* **Source extract**
= Beginning of Section =

Unfortunately, Josquin's stay at the court of Ferrara was short lived. The following year, 1504, Josquin fled to Condé-sur-l'Escaut in France from the plague which claimed Josquin's replacement, Obrecht, just a year later, in the summer of 1505. Once again, little is known about Josquin's life during this time following his departure; however, it is probable that Josquin served King Louis XII at least until 1515. He stayed in Condé until his death in 1521.

==Music==

The Missa Hercules Dux Ferrariae is significant in that it is not only the most famous example of a soggetto cavato, but also the first. Part of the success of Josquin's Hercules Mass is due to the pitch pattern that was derived from his text. All pitches are based firmly in the C hexachord, the pitches begin and end on D the modal final, the tessitura is small and they form two units of four notes each with different linear motions. The first is a stepwise oscillation, the second is a leap followed by descending conjunct motion.

As the premiere soggetto cavato, Josquin's Hercules Mass is rigid in comparison to Josquin's other pieces. The compositional style is exclusively polyphonic unlike some of his other pieces which incorporate homophonic passages. The Mass remains in the same mode throughout and his use of the cantus firmus is straightforward.

There are, however, some interesting characteristics in his use of the cantus firmus. The cantus firmus is repeated three times in almost every section of the work. In each instance, the cantus firmus begins on the final d and moves to the confinal a and then to the final d displaced by an octave. The cantus firmus is almost exclusively in the tenor with four exceptions, once at the beginning of the mass in the Kyrie in the soprano, once in the Sanctus in the alto and twice in the superius in the last section of the Agnus Dei.

Josquin manipulates the cantus firmus to two different ways. In the last section of the credo and the first section of the Agnus Dei, Josquin retrogrades the cantus firmus. In both retrogrades, Josquin also reverses the order of the tessitura beginning at the octave final, then moving to the confinal and then the final. The other alteration of the cantus firmus occurs in the last section of the credo and the Osanna in which Josquin diminutes the cantus. Although interesting, both the retrograde and diminution of the cantus firmus was not an uncommon compositional technique.

= End of Section =

* **Extracted records**
= Beginning of Section =

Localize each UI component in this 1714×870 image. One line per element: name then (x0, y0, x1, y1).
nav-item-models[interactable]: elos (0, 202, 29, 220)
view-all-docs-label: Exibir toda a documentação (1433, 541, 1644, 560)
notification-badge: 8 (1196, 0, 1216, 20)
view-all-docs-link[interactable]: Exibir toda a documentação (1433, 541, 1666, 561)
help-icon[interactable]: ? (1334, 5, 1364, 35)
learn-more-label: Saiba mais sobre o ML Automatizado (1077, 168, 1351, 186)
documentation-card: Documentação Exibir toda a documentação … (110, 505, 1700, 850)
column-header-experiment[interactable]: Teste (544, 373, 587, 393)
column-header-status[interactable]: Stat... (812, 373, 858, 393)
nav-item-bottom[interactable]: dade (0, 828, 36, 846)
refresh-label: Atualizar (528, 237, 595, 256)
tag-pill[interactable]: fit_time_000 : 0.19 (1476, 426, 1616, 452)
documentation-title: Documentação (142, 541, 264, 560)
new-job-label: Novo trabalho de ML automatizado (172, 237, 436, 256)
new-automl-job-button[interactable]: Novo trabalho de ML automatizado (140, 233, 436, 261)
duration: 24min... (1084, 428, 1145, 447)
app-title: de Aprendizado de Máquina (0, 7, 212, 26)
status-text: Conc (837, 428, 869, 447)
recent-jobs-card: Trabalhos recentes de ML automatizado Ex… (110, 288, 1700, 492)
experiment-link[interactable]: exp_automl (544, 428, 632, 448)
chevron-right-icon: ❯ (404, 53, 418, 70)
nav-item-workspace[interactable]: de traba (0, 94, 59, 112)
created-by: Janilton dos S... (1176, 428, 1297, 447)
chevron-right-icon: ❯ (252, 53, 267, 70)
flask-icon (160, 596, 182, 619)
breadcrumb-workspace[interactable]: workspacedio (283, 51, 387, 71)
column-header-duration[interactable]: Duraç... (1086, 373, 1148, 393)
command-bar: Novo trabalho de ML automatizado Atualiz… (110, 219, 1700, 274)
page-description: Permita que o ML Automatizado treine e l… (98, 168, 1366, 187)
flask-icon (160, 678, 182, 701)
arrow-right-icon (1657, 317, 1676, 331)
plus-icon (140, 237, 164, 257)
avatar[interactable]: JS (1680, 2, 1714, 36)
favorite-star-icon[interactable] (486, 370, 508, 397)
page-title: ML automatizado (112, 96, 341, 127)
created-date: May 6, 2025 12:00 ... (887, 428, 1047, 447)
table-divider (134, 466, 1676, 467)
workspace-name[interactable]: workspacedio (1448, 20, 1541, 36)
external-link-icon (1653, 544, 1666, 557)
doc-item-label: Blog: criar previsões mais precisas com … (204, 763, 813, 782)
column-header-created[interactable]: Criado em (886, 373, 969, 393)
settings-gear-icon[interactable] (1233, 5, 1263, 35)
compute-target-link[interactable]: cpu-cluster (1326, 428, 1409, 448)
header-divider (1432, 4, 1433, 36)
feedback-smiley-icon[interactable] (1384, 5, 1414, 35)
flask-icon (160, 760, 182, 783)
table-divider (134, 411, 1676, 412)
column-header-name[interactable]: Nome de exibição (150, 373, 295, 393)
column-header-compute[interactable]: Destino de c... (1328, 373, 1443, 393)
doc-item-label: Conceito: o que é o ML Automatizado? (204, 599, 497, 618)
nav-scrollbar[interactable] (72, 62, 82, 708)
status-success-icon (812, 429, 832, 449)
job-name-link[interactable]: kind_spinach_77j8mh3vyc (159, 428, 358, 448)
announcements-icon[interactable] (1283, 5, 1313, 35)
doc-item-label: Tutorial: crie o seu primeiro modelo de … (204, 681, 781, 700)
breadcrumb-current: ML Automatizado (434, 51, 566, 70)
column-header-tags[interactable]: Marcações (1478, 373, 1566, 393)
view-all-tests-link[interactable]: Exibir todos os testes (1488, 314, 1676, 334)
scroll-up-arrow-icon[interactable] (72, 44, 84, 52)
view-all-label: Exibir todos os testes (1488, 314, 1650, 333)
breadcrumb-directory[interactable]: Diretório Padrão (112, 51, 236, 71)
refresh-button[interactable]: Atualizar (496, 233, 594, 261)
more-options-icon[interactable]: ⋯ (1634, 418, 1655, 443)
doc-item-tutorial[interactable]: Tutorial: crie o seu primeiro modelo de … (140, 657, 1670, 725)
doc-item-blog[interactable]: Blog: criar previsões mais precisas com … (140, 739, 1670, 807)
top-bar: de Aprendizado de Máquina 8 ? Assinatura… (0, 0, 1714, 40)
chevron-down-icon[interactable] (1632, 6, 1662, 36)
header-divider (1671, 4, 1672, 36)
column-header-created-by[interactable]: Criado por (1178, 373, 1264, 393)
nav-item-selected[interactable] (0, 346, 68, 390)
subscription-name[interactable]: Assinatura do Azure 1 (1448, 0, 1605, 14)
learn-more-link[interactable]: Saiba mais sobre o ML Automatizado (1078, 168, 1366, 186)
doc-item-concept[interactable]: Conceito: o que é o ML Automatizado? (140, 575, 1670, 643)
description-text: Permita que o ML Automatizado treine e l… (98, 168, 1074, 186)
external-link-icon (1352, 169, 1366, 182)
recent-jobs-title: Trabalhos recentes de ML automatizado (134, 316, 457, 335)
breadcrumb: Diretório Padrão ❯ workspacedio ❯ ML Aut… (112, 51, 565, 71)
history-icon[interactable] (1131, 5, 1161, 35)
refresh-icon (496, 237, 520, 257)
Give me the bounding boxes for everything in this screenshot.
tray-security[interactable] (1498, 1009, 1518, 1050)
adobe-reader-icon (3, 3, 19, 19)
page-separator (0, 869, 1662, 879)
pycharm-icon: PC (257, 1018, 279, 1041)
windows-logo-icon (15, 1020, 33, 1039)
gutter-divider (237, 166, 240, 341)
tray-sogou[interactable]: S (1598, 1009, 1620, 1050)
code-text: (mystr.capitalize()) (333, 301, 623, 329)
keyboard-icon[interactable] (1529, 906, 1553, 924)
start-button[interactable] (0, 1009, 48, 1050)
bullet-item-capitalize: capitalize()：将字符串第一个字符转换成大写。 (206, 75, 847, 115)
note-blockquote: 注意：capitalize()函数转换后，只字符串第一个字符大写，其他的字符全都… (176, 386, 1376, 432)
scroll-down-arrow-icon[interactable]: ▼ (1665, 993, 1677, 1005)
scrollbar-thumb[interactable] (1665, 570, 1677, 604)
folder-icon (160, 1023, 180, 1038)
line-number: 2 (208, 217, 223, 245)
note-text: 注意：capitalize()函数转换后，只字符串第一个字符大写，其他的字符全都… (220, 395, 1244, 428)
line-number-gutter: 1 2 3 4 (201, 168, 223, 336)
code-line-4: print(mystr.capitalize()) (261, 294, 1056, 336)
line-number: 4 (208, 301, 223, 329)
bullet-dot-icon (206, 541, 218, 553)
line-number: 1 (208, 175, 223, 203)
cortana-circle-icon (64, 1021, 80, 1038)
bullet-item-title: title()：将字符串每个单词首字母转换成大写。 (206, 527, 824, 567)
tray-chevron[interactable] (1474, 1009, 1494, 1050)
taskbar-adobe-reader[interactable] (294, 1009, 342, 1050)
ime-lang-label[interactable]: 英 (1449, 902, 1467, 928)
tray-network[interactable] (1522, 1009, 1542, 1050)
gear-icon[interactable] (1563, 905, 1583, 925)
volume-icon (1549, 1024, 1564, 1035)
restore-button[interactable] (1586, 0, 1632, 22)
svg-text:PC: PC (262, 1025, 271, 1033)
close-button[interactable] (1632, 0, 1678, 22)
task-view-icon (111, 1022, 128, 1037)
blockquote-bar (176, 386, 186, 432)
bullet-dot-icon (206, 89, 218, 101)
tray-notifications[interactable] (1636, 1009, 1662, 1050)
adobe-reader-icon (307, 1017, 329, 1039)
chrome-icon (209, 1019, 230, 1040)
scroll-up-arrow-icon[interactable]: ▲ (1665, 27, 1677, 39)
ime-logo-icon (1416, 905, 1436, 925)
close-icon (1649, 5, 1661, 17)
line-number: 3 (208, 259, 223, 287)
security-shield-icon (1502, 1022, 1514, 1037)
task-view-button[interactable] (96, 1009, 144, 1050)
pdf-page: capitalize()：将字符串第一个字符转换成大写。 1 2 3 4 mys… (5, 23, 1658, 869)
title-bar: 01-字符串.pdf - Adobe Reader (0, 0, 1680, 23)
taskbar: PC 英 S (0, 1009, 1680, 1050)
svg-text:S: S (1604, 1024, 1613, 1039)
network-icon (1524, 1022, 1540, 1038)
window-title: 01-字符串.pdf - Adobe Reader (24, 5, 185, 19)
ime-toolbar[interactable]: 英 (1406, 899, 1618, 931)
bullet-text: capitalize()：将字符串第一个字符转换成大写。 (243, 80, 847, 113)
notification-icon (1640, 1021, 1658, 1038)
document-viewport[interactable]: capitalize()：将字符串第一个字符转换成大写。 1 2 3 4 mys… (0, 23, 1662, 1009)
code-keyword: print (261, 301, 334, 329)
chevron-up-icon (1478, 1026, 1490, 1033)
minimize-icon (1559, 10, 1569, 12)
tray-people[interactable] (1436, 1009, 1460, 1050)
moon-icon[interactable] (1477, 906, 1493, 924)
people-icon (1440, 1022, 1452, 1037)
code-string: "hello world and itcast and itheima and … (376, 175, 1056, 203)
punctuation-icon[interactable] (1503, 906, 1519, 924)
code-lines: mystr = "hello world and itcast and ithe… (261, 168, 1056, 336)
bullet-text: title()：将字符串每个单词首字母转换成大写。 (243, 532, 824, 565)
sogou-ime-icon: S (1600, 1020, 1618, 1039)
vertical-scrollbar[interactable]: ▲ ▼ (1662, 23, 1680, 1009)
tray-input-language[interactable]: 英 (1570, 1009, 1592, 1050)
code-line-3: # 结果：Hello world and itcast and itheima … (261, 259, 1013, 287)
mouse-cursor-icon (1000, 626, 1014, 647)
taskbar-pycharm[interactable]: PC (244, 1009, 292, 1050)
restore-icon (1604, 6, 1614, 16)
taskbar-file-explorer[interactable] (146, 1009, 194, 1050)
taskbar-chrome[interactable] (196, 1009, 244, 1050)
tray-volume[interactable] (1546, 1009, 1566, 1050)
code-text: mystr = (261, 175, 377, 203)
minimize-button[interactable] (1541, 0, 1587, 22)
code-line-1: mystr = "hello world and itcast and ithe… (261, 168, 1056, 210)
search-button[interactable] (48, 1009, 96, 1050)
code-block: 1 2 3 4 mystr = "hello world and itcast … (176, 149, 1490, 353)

= End of Section =

* **Task 1**
In the Josquin passage, in which voice does the cantus firmus of the Hercules Mass almost always appear?
* **Task 2**
Go on with the passage on Josquin and his Hercules Mass, starting after its last sentence.

* **Answer section 1**
The tenor.

* **Answer section 2**
The only two sections which exclude the cantus firmus use another common compositional technique of the day, that of canon. In the second section of the Sanctus, Josquin composes a two-part canon for alto and bass. The bass begins the canon on the final with the alto entering one tact afterward on the confinal. The other canon occurs in the second section of the Agnus Dei. This three-part canon is scored for soprano, alto and bass, although the tessitura of the bass places it in the tenor range. This canon is begun by the alto followed by the soprano four tacts later and then the bass similarly. The altos canon begins on the final whereas both soprano and bass begin on the confinal.

For voicing Josquin scored the mass for four voices. However, since the tenor only sings the cantus firmus which occurs less than half the time, the mass is really a three voiced mass that occasionally slips into four voices when the cantus firmus enters. However, for climatic purposes, Josquin does write the final section of the Agnus Dei for six voices. Furthermore, as mentioned above, the soprano sing the cantus firmus twice in addition to the three times that the tenors sing it. Undoubtedly, this was to reemphasize the soggetto cavato and its meaning and tribute to the Duke of Ferrara.